>> start
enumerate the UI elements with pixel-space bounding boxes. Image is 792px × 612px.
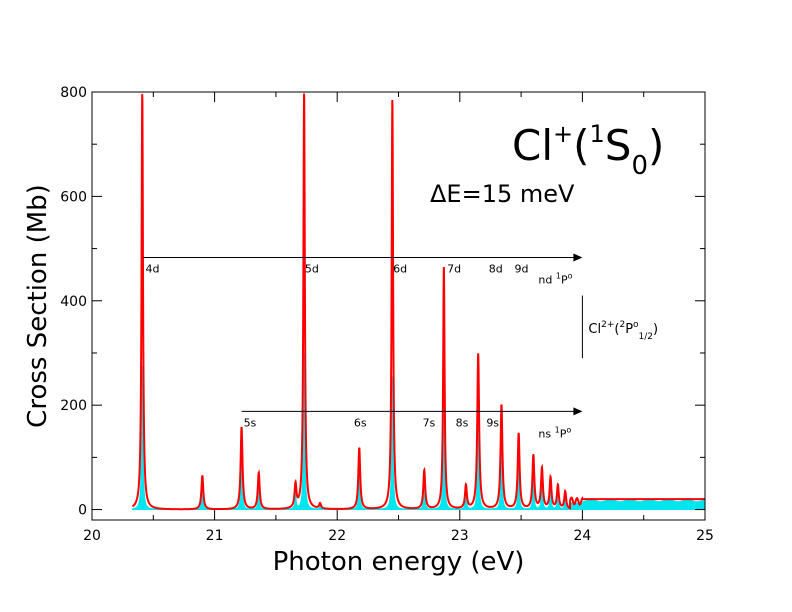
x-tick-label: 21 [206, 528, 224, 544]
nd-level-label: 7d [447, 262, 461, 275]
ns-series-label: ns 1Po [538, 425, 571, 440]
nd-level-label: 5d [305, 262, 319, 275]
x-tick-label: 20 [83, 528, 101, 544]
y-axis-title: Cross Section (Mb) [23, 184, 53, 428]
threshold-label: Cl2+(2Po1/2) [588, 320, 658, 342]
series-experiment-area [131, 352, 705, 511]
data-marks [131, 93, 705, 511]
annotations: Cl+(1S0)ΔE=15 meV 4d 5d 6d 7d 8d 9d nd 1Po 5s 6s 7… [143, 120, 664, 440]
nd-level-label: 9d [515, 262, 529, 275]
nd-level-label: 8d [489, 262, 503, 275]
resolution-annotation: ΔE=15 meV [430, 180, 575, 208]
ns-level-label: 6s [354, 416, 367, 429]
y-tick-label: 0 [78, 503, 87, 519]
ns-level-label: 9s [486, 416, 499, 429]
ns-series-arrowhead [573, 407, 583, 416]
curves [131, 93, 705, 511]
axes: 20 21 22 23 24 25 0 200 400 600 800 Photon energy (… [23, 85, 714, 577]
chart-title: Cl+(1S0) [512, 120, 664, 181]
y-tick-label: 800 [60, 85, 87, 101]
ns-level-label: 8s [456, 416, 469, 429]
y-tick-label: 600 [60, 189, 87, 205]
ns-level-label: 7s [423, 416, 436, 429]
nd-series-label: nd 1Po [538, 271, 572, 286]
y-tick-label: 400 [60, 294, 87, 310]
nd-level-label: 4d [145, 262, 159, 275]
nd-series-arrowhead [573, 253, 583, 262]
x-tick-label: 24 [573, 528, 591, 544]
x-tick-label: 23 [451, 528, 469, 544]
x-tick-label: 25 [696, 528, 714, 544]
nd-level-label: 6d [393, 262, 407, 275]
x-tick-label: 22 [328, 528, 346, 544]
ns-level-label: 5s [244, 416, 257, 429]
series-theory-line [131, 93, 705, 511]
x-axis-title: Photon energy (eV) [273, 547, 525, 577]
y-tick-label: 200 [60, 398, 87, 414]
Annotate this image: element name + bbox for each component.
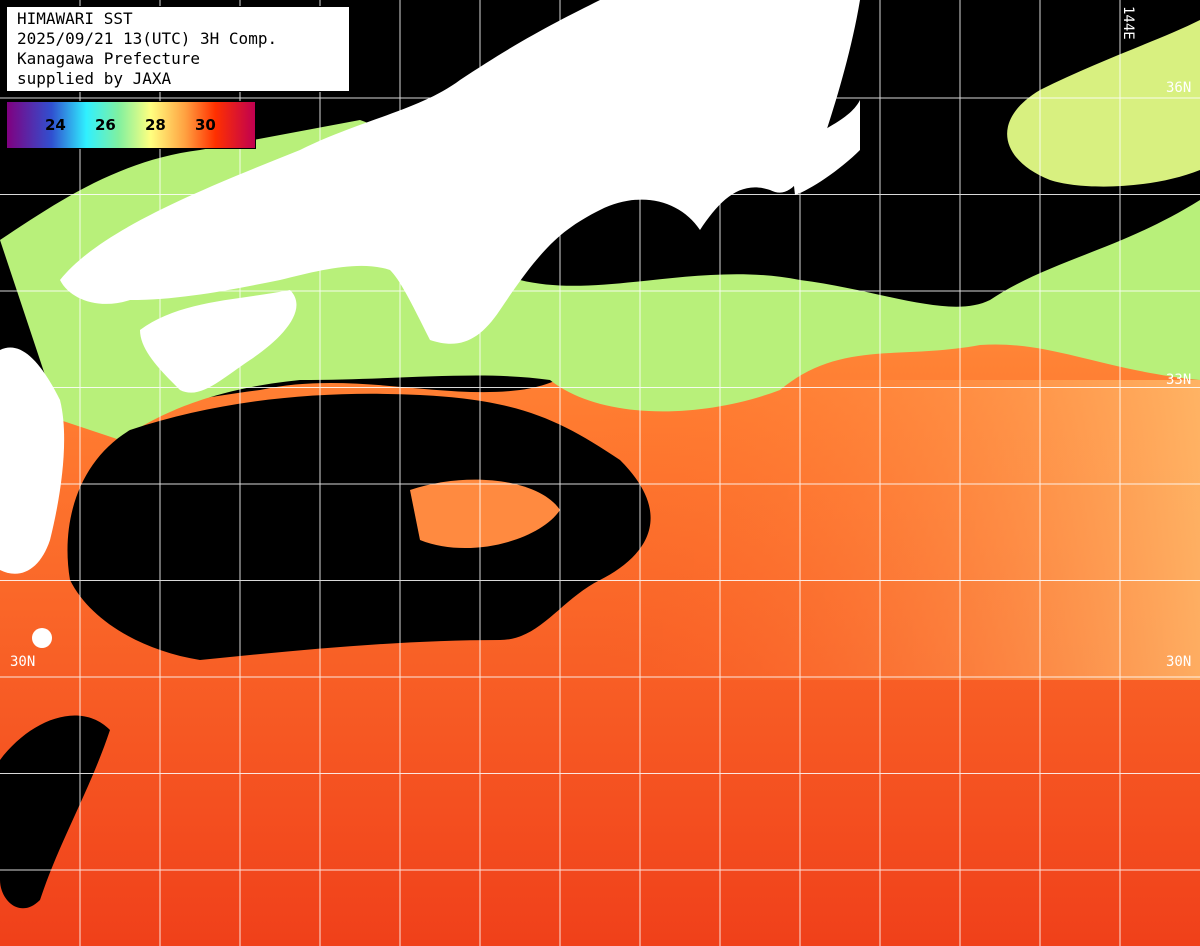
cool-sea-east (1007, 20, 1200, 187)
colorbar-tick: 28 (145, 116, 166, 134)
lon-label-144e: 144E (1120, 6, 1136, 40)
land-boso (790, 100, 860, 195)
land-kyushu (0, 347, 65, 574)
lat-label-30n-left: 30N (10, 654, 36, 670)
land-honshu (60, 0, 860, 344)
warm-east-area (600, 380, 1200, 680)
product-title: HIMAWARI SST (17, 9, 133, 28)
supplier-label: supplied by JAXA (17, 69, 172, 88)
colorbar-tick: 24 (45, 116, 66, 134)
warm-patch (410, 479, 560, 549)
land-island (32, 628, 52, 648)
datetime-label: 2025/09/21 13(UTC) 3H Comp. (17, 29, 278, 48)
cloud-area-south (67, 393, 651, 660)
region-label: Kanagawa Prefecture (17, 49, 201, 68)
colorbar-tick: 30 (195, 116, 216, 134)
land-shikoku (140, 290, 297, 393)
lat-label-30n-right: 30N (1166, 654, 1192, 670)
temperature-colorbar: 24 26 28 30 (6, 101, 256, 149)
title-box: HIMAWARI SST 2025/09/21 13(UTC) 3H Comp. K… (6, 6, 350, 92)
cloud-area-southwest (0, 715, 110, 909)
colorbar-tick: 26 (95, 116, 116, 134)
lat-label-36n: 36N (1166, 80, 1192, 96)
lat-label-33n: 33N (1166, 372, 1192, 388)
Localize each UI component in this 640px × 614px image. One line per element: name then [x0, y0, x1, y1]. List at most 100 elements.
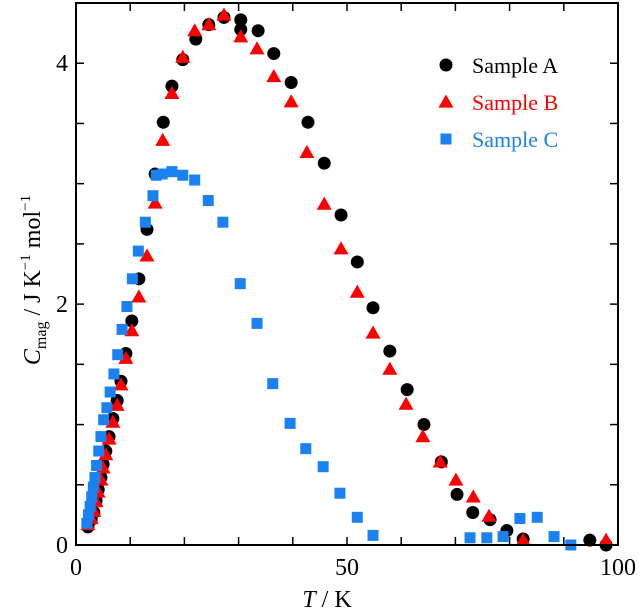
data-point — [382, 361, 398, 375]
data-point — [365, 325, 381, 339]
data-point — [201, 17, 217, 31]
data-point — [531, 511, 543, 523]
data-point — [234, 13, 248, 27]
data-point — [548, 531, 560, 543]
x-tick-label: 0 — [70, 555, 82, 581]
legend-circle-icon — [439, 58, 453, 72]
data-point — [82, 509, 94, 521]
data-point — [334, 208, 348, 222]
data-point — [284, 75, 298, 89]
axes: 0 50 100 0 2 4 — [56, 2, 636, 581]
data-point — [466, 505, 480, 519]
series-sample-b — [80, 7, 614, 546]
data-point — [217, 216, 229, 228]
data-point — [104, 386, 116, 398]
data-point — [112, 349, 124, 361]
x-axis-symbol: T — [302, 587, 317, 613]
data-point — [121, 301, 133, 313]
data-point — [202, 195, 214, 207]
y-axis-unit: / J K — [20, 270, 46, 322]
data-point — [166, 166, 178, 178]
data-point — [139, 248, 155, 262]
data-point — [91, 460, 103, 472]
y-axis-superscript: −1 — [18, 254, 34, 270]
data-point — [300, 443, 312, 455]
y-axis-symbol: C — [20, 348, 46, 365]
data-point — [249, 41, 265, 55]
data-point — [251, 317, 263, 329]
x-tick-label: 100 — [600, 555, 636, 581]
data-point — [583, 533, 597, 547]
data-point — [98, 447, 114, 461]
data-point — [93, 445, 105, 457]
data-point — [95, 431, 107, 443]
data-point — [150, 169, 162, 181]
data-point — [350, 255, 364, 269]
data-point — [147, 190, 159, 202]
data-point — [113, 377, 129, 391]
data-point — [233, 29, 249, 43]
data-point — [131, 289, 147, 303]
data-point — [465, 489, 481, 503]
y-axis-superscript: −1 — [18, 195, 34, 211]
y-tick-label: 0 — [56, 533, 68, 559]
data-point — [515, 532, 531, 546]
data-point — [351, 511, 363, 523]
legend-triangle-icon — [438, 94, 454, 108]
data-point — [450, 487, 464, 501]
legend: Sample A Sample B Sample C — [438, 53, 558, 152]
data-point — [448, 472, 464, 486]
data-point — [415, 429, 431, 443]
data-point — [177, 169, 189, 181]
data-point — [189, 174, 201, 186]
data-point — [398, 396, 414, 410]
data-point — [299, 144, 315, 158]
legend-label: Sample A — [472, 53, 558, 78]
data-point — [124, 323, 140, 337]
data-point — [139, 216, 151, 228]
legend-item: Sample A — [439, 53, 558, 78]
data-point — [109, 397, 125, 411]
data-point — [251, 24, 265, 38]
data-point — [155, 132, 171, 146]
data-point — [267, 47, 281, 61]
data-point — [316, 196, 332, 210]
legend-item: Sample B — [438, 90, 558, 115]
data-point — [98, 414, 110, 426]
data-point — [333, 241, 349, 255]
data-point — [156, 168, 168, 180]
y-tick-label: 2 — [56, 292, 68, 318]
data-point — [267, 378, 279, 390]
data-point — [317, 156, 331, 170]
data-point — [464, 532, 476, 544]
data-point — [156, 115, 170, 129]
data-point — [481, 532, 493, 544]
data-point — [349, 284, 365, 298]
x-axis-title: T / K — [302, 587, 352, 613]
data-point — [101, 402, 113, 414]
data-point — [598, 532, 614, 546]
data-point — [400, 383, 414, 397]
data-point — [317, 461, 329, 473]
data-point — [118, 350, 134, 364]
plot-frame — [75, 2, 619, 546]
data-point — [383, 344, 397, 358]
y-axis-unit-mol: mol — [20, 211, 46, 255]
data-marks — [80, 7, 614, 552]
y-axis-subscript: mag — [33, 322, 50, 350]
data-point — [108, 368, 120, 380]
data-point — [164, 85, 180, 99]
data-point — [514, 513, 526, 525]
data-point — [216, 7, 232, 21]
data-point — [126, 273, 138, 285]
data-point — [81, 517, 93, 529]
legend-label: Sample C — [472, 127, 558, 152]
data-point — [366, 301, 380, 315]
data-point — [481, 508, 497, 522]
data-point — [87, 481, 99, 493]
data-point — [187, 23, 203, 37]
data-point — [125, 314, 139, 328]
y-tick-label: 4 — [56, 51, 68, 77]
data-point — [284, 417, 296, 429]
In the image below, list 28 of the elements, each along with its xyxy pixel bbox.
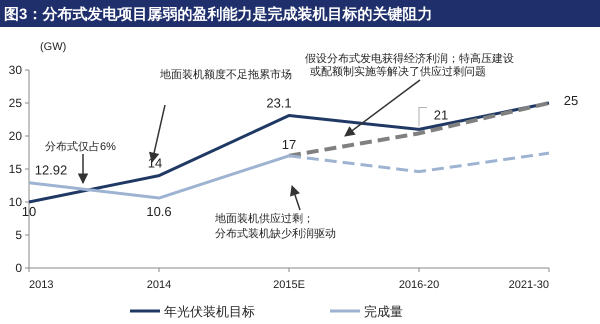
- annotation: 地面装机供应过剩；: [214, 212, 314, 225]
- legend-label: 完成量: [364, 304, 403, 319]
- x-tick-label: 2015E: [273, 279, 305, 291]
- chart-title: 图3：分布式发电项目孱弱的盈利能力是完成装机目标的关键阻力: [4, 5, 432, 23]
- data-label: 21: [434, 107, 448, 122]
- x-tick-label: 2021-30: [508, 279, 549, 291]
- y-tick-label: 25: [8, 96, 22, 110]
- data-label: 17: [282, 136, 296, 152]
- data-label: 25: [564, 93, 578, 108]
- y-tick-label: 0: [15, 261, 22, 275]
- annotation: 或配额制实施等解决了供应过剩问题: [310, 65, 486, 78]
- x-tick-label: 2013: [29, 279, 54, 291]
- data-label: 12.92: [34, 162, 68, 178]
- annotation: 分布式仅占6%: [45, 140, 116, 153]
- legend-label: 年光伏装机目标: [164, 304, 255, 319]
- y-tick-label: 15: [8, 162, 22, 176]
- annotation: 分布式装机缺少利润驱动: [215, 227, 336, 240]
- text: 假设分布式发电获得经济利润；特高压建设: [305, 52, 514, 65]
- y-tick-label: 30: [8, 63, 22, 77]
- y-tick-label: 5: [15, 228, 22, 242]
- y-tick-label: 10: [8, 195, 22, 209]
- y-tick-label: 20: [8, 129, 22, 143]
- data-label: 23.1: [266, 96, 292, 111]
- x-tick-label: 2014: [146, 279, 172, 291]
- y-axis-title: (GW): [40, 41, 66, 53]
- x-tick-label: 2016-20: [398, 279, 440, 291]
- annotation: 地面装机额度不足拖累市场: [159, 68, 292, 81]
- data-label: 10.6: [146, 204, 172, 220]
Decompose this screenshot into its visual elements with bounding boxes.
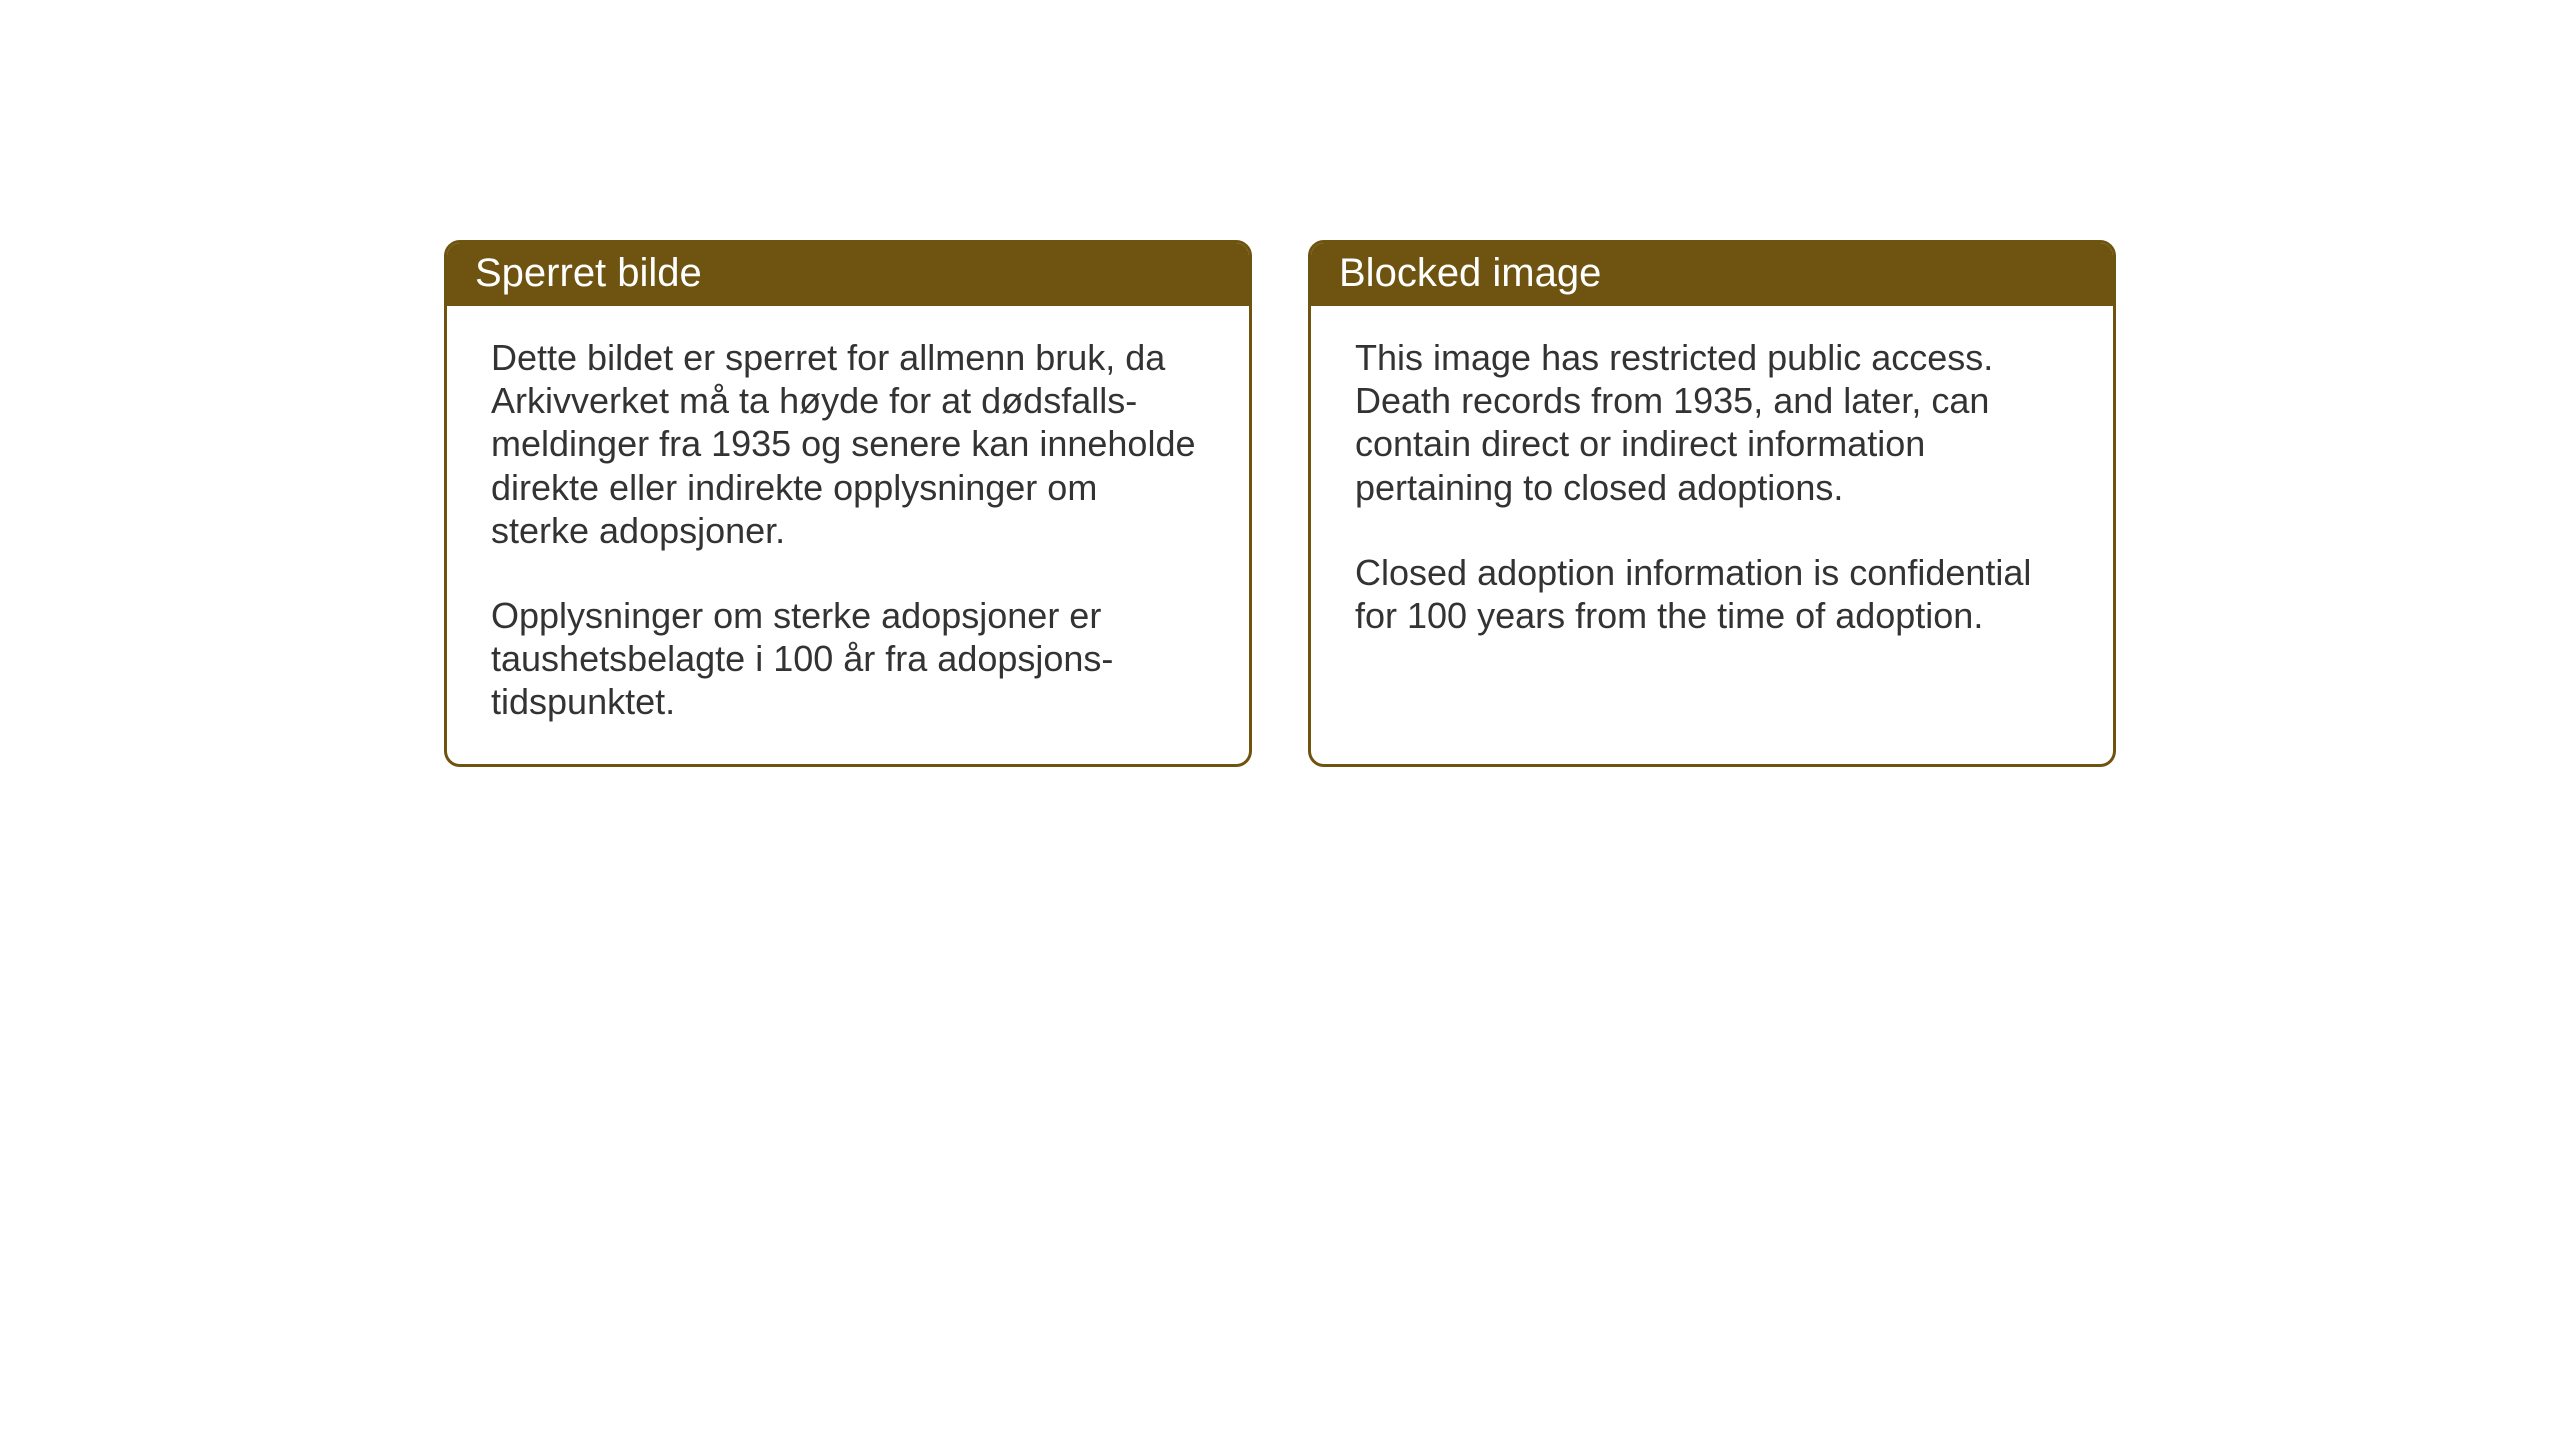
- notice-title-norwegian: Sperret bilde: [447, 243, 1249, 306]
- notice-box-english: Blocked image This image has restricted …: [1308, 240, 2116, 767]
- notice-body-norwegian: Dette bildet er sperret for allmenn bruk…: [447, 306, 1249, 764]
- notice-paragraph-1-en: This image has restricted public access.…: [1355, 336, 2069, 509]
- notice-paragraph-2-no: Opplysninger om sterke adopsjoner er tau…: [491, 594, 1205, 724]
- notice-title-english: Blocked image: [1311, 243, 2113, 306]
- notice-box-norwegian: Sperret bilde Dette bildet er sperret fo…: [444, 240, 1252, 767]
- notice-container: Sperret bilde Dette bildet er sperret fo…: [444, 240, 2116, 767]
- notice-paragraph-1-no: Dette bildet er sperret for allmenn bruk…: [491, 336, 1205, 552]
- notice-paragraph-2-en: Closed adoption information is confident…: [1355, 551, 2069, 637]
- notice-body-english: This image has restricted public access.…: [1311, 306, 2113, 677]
>> end
**WHAT THE EXERCISE ASKS**
Which lines above contain the string "bounding", with case counting? List each of them in full.

**TASK RESPONSE**
enumerate the UI elements with pixel-space bounding boxes. Image is 792px × 612px.
Decompose this screenshot into its visual elements with bounding boxes.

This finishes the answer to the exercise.